**Supplied material**.
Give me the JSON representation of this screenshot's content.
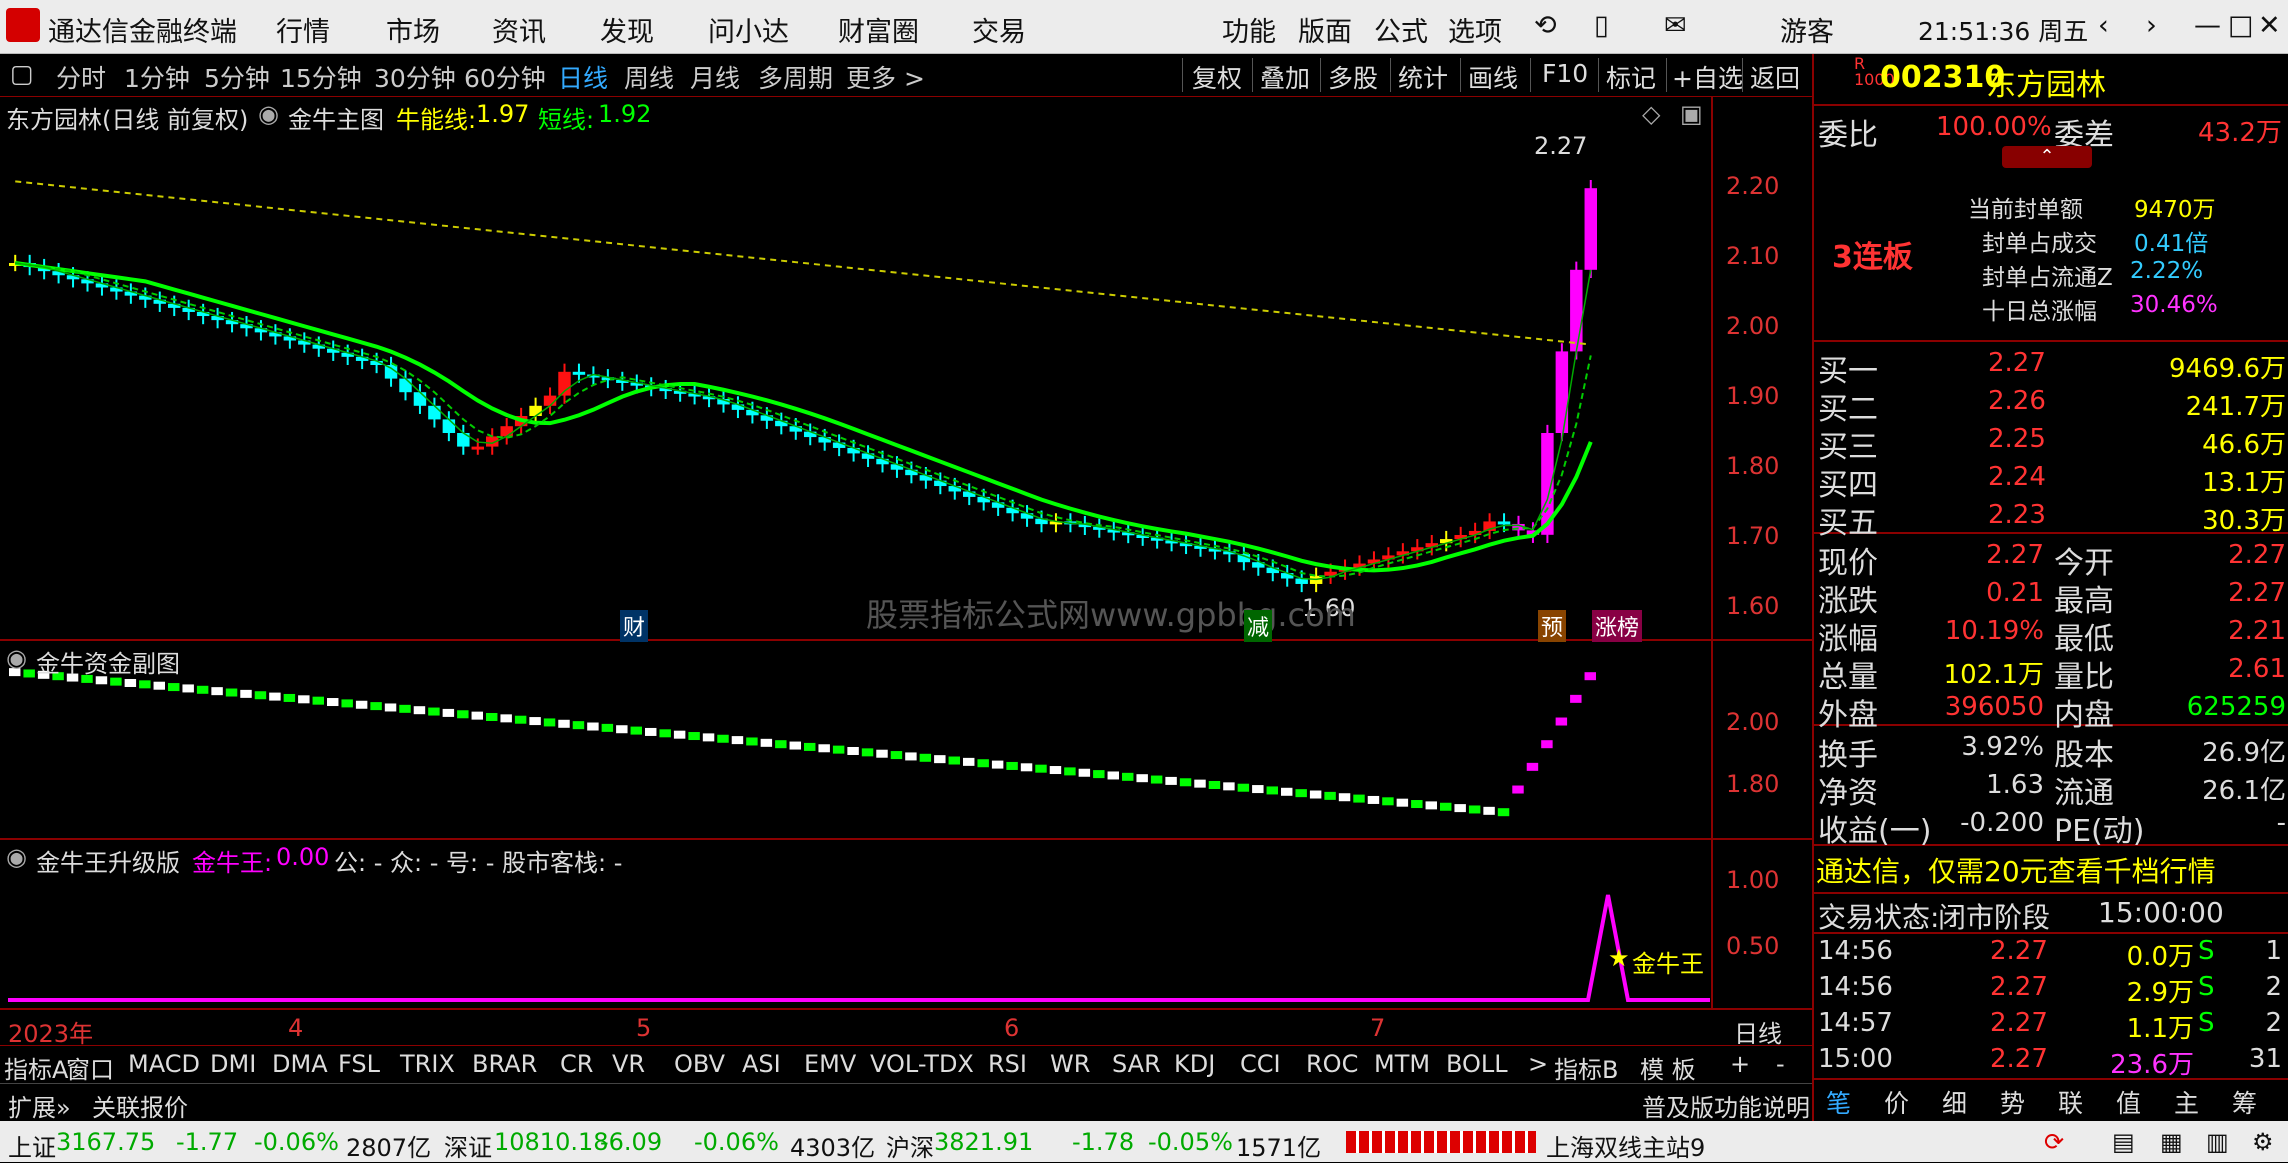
{
  "app": {
    "title": "通达信金融终端",
    "menu": [
      "行情",
      "市场",
      "资讯",
      "发现",
      "问小达",
      "财富圈",
      "交易"
    ],
    "right_menu": [
      "功能",
      "版面",
      "公式",
      "选项"
    ],
    "user": "游客",
    "clock": "21:51:36 周五"
  },
  "toolbar": {
    "periods": [
      "分时",
      "1分钟",
      "5分钟",
      "15分钟",
      "30分钟",
      "60分钟",
      "日线",
      "周线",
      "月线",
      "多周期",
      "更多 >"
    ],
    "active": "日线",
    "right": [
      "复权",
      "叠加",
      "多股",
      "统计",
      "画线",
      "F10",
      "标记",
      "+自选",
      "返回"
    ]
  },
  "main_chart": {
    "title": "东方园林(日线 前复权)",
    "indicator": "金牛主图",
    "niu_label": "牛能线:",
    "niu_value": "1.97",
    "short_label": "短线:",
    "short_value": "1.92",
    "price_axis": [
      "2.20",
      "2.10",
      "2.00",
      "1.90",
      "1.80",
      "1.70",
      "1.60"
    ],
    "high_note": "2.27",
    "low_note": "1.60",
    "markers": [
      "财",
      "减",
      "预",
      "涨榜"
    ],
    "watermark": "股票指标公式网www.gpbbg.com"
  },
  "sub1": {
    "title": "金牛资金副图",
    "axis": [
      "2.00",
      "1.80"
    ]
  },
  "sub2": {
    "title": "金牛王升级版",
    "jnw_label": "金牛王:",
    "jnw_value": "0.00",
    "rest": "公: -  众: -  号: -  股市客栈: -",
    "axis": [
      "1.00",
      "0.50"
    ],
    "star_label": "金牛王"
  },
  "xaxis": {
    "labels": [
      "2023年",
      "4",
      "5",
      "6",
      "7"
    ],
    "period": "日线"
  },
  "chart_data": {
    "type": "candlestick",
    "series_name": "东方园林",
    "close_last": 2.27,
    "ylim": [
      1.55,
      2.3
    ],
    "niu": 1.97,
    "short": 1.92
  },
  "indicator_tabs": [
    "指标A",
    "窗口",
    "MACD",
    "DMI",
    "DMA",
    "FSL",
    "TRIX",
    "BRAR",
    "CR",
    "VR",
    "OBV",
    "ASI",
    "EMV",
    "VOL-TDX",
    "RSI",
    "WR",
    "SAR",
    "KDJ",
    "CCI",
    "ROC",
    "MTM",
    "BOLL",
    ">"
  ],
  "indicator_tabs_right": [
    "指标B",
    "模 板",
    "+",
    "-"
  ],
  "bottom_row2": {
    "left": [
      "扩展»",
      "关联报价"
    ],
    "right": "普及版功能说明"
  },
  "quote": {
    "code": "002310",
    "name": "东方园林",
    "weibi_label": "委比",
    "weibi": "100.00%",
    "weicha_label": "委差",
    "weicha": "43.2万",
    "lianban": "3连板",
    "seal": [
      {
        "k": "当前封单额",
        "v": "9470万"
      },
      {
        "k": "封单占成交",
        "v": "0.41倍"
      },
      {
        "k": "封单占流通Z",
        "v": "2.22%"
      },
      {
        "k": "十日总涨幅",
        "v": "30.46%"
      }
    ],
    "bids": [
      {
        "l": "买一",
        "p": "2.27",
        "v": "9469.6万"
      },
      {
        "l": "买二",
        "p": "2.26",
        "v": "241.7万"
      },
      {
        "l": "买三",
        "p": "2.25",
        "v": "46.6万"
      },
      {
        "l": "买四",
        "p": "2.24",
        "v": "13.1万"
      },
      {
        "l": "买五",
        "p": "2.23",
        "v": "30.3万"
      }
    ],
    "stats": [
      {
        "l": "现价",
        "v": "2.27",
        "l2": "今开",
        "v2": "2.27"
      },
      {
        "l": "涨跌",
        "v": "0.21",
        "l2": "最高",
        "v2": "2.27"
      },
      {
        "l": "涨幅",
        "v": "10.19%",
        "l2": "最低",
        "v2": "2.21"
      },
      {
        "l": "总量",
        "v": "102.1万",
        "l2": "量比",
        "v2": "2.61"
      },
      {
        "l": "外盘",
        "v": "396050",
        "l2": "内盘",
        "v2": "625259"
      }
    ],
    "stats2": [
      {
        "l": "换手",
        "v": "3.92%",
        "l2": "股本",
        "v2": "26.9亿"
      },
      {
        "l": "净资",
        "v": "1.63",
        "l2": "流通",
        "v2": "26.1亿"
      },
      {
        "l": "收益(一)",
        "v": "-0.200",
        "l2": "PE(动)",
        "v2": "-"
      }
    ],
    "ad": "通达信，仅需20元查看千档行情",
    "state_label": "交易状态:",
    "state": "闭市阶段",
    "state_time": "15:00:00",
    "ticks": [
      {
        "t": "14:56",
        "p": "2.27",
        "v": "0.0万",
        "d": "S",
        "n": "1"
      },
      {
        "t": "14:56",
        "p": "2.27",
        "v": "2.9万",
        "d": "S",
        "n": "2"
      },
      {
        "t": "14:57",
        "p": "2.27",
        "v": "1.1万",
        "d": "S",
        "n": "2"
      },
      {
        "t": "15:00",
        "p": "2.27",
        "v": "23.6万",
        "d": "",
        "n": "31"
      }
    ],
    "tabs": [
      "笔",
      "价",
      "细",
      "势",
      "联",
      "值",
      "主",
      "筹"
    ]
  },
  "status": {
    "sh_label": "上证",
    "sh": "3167.75",
    "sh_chg": "-1.77",
    "sh_pct": "-0.06%",
    "sh_amt": "2807亿",
    "sz_label": "深证",
    "sz": "10810.18",
    "sz_chg": "-6.09",
    "sz_pct": "-0.06%",
    "sz_amt": "4303亿",
    "hs_label": "沪深",
    "hs": "3821.91",
    "hs_chg": "-1.78",
    "hs_pct": "-0.05%",
    "hs_amt": "1571亿",
    "server": "上海双线主站9"
  }
}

**Aim of the exercise**. Copy out the data above exactly, except the pictures.

**Solution to the exercise**.
Give me the JSON representation of this screenshot's content.
{
  "app": {
    "title": "通达信金融终端",
    "menu": [
      "行情",
      "市场",
      "资讯",
      "发现",
      "问小达",
      "财富圈",
      "交易"
    ],
    "right_menu": [
      "功能",
      "版面",
      "公式",
      "选项"
    ],
    "user": "游客",
    "clock": "21:51:36 周五"
  },
  "toolbar": {
    "periods": [
      "分时",
      "1分钟",
      "5分钟",
      "15分钟",
      "30分钟",
      "60分钟",
      "日线",
      "周线",
      "月线",
      "多周期",
      "更多 >"
    ],
    "active": "日线",
    "right": [
      "复权",
      "叠加",
      "多股",
      "统计",
      "画线",
      "F10",
      "标记",
      "+自选",
      "返回"
    ]
  },
  "main_chart": {
    "title": "东方园林(日线 前复权)",
    "indicator": "金牛主图",
    "niu_label": "牛能线:",
    "niu_value": "1.97",
    "short_label": "短线:",
    "short_value": "1.92",
    "price_axis": [
      "2.20",
      "2.10",
      "2.00",
      "1.90",
      "1.80",
      "1.70",
      "1.60"
    ],
    "high_note": "2.27",
    "low_note": "1.60",
    "markers": [
      "财",
      "减",
      "预",
      "涨榜"
    ],
    "watermark": "股票指标公式网www.gpbbg.com"
  },
  "sub1": {
    "title": "金牛资金副图",
    "axis": [
      "2.00",
      "1.80"
    ]
  },
  "sub2": {
    "title": "金牛王升级版",
    "jnw_label": "金牛王:",
    "jnw_value": "0.00",
    "rest": "公: -  众: -  号: -  股市客栈: -",
    "axis": [
      "1.00",
      "0.50"
    ],
    "star_label": "金牛王"
  },
  "xaxis": {
    "labels": [
      "2023年",
      "4",
      "5",
      "6",
      "7"
    ],
    "period": "日线"
  },
  "chart_data": {
    "type": "candlestick",
    "series_name": "东方园林",
    "close_last": 2.27,
    "ylim": [
      1.55,
      2.3
    ],
    "niu": 1.97,
    "short": 1.92
  },
  "indicator_tabs": [
    "指标A",
    "窗口",
    "MACD",
    "DMI",
    "DMA",
    "FSL",
    "TRIX",
    "BRAR",
    "CR",
    "VR",
    "OBV",
    "ASI",
    "EMV",
    "VOL-TDX",
    "RSI",
    "WR",
    "SAR",
    "KDJ",
    "CCI",
    "ROC",
    "MTM",
    "BOLL",
    ">"
  ],
  "indicator_tabs_right": [
    "指标B",
    "模 板",
    "+",
    "-"
  ],
  "bottom_row2": {
    "left": [
      "扩展»",
      "关联报价"
    ],
    "right": "普及版功能说明"
  },
  "quote": {
    "code": "002310",
    "name": "东方园林",
    "weibi_label": "委比",
    "weibi": "100.00%",
    "weicha_label": "委差",
    "weicha": "43.2万",
    "lianban": "3连板",
    "seal": [
      {
        "k": "当前封单额",
        "v": "9470万"
      },
      {
        "k": "封单占成交",
        "v": "0.41倍"
      },
      {
        "k": "封单占流通Z",
        "v": "2.22%"
      },
      {
        "k": "十日总涨幅",
        "v": "30.46%"
      }
    ],
    "bids": [
      {
        "l": "买一",
        "p": "2.27",
        "v": "9469.6万"
      },
      {
        "l": "买二",
        "p": "2.26",
        "v": "241.7万"
      },
      {
        "l": "买三",
        "p": "2.25",
        "v": "46.6万"
      },
      {
        "l": "买四",
        "p": "2.24",
        "v": "13.1万"
      },
      {
        "l": "买五",
        "p": "2.23",
        "v": "30.3万"
      }
    ],
    "stats": [
      {
        "l": "现价",
        "v": "2.27",
        "l2": "今开",
        "v2": "2.27"
      },
      {
        "l": "涨跌",
        "v": "0.21",
        "l2": "最高",
        "v2": "2.27"
      },
      {
        "l": "涨幅",
        "v": "10.19%",
        "l2": "最低",
        "v2": "2.21"
      },
      {
        "l": "总量",
        "v": "102.1万",
        "l2": "量比",
        "v2": "2.61"
      },
      {
        "l": "外盘",
        "v": "396050",
        "l2": "内盘",
        "v2": "625259"
      }
    ],
    "stats2": [
      {
        "l": "换手",
        "v": "3.92%",
        "l2": "股本",
        "v2": "26.9亿"
      },
      {
        "l": "净资",
        "v": "1.63",
        "l2": "流通",
        "v2": "26.1亿"
      },
      {
        "l": "收益(一)",
        "v": "-0.200",
        "l2": "PE(动)",
        "v2": "-"
      }
    ],
    "ad": "通达信，仅需20元查看千档行情",
    "state_label": "交易状态:",
    "state": "闭市阶段",
    "state_time": "15:00:00",
    "ticks": [
      {
        "t": "14:56",
        "p": "2.27",
        "v": "0.0万",
        "d": "S",
        "n": "1"
      },
      {
        "t": "14:56",
        "p": "2.27",
        "v": "2.9万",
        "d": "S",
        "n": "2"
      },
      {
        "t": "14:57",
        "p": "2.27",
        "v": "1.1万",
        "d": "S",
        "n": "2"
      },
      {
        "t": "15:00",
        "p": "2.27",
        "v": "23.6万",
        "d": "",
        "n": "31"
      }
    ],
    "tabs": [
      "笔",
      "价",
      "细",
      "势",
      "联",
      "值",
      "主",
      "筹"
    ]
  },
  "status": {
    "sh_label": "上证",
    "sh": "3167.75",
    "sh_chg": "-1.77",
    "sh_pct": "-0.06%",
    "sh_amt": "2807亿",
    "sz_label": "深证",
    "sz": "10810.18",
    "sz_chg": "-6.09",
    "sz_pct": "-0.06%",
    "sz_amt": "4303亿",
    "hs_label": "沪深",
    "hs": "3821.91",
    "hs_chg": "-1.78",
    "hs_pct": "-0.05%",
    "hs_amt": "1571亿",
    "server": "上海双线主站9"
  }
}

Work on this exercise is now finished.